**Your task**
Look through the data for the string "this". Copy every line where it is found.

**Data entries**

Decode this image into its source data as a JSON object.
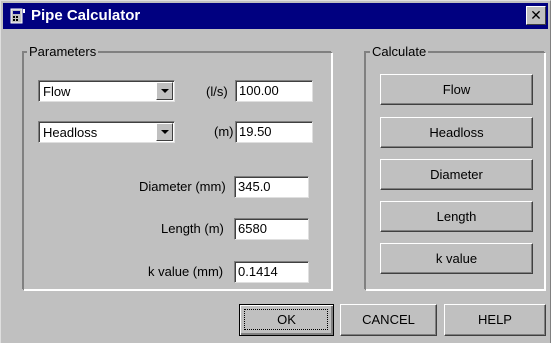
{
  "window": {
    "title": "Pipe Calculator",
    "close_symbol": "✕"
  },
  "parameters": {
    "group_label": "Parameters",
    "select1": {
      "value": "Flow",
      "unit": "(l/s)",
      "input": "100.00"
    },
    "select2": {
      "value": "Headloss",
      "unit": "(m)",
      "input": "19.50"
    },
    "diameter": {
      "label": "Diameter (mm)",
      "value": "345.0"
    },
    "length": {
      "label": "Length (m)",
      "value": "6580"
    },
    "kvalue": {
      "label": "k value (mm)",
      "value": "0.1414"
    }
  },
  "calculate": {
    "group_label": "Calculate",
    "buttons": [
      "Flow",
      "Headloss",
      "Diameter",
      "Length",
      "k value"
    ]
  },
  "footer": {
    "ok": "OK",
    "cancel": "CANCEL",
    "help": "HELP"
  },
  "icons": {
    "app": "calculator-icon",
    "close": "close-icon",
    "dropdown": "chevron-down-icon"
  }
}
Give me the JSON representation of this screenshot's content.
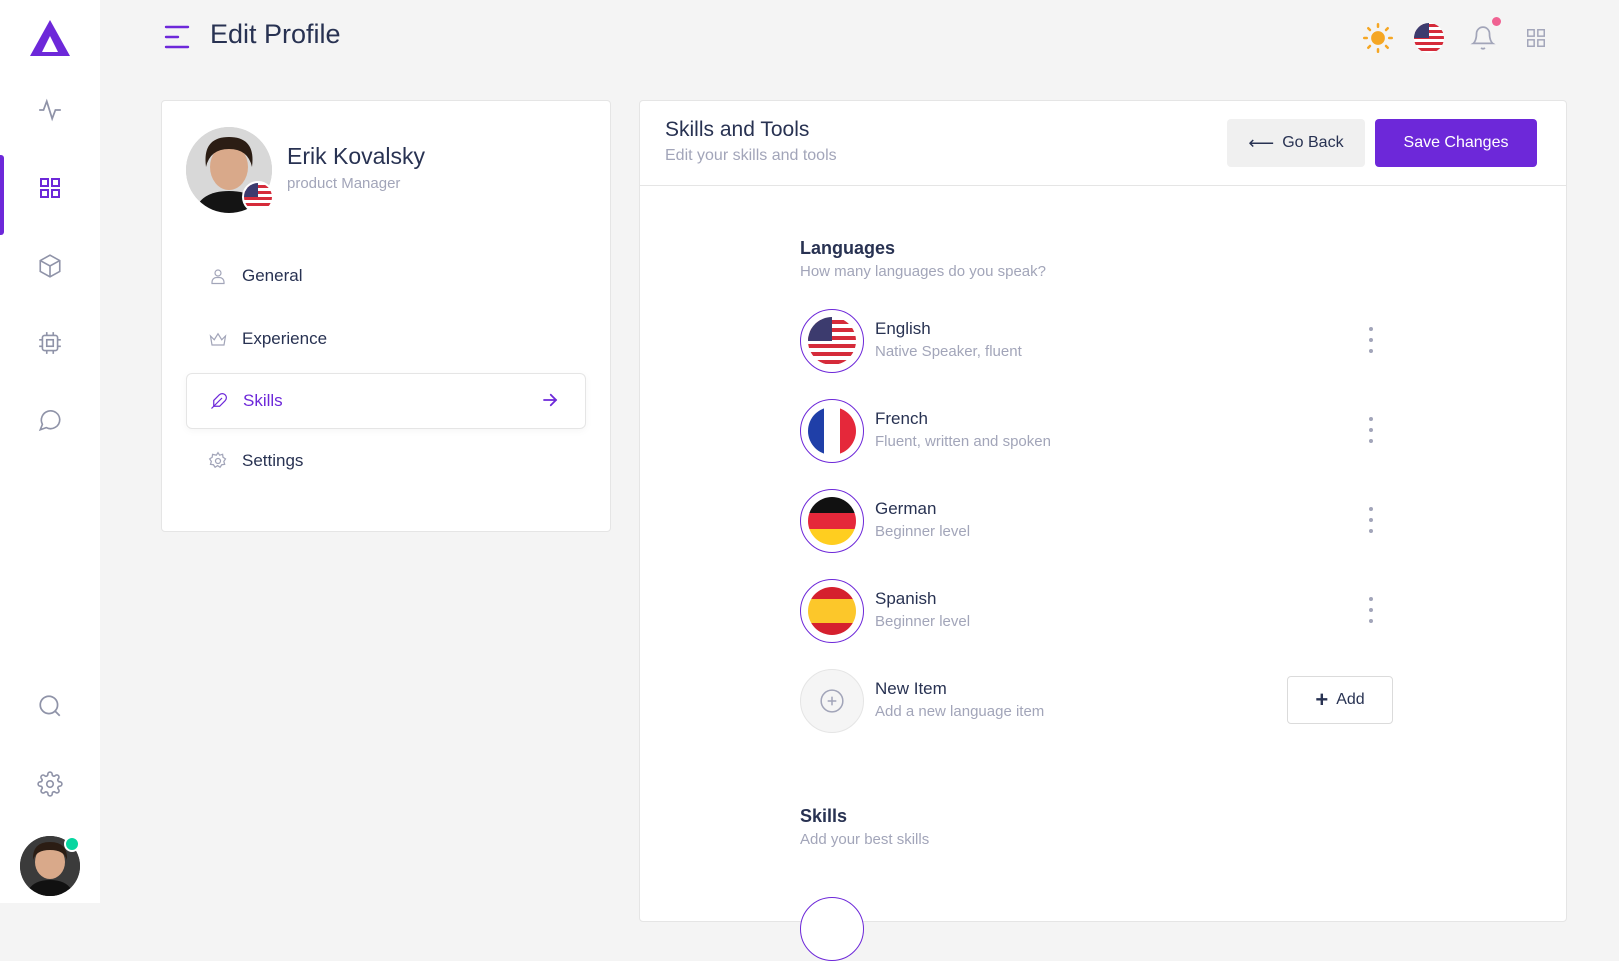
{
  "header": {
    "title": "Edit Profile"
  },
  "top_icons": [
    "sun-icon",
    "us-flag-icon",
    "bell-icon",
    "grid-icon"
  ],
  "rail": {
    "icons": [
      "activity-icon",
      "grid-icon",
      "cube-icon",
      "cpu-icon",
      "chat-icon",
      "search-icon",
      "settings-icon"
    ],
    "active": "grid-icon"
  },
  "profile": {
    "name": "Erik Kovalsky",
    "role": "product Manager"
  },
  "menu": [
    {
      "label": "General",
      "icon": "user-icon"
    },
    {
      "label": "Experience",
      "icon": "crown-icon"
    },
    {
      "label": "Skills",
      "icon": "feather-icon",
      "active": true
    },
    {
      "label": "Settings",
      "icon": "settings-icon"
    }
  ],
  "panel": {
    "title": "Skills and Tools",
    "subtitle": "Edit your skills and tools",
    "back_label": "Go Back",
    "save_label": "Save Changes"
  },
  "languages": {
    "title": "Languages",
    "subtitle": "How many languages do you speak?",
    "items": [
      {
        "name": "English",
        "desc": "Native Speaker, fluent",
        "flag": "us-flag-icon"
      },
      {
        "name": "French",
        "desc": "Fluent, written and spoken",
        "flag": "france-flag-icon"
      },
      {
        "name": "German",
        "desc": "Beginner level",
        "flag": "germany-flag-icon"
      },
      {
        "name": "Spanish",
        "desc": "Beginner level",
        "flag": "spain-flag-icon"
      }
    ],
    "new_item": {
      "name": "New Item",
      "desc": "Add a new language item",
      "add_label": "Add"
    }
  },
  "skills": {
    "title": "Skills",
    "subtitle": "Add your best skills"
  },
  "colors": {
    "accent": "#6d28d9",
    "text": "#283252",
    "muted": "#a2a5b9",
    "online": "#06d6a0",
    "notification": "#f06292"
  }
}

**Solution**
Decode this image into its source data as a JSON object.
Give me the JSON representation of this screenshot's content.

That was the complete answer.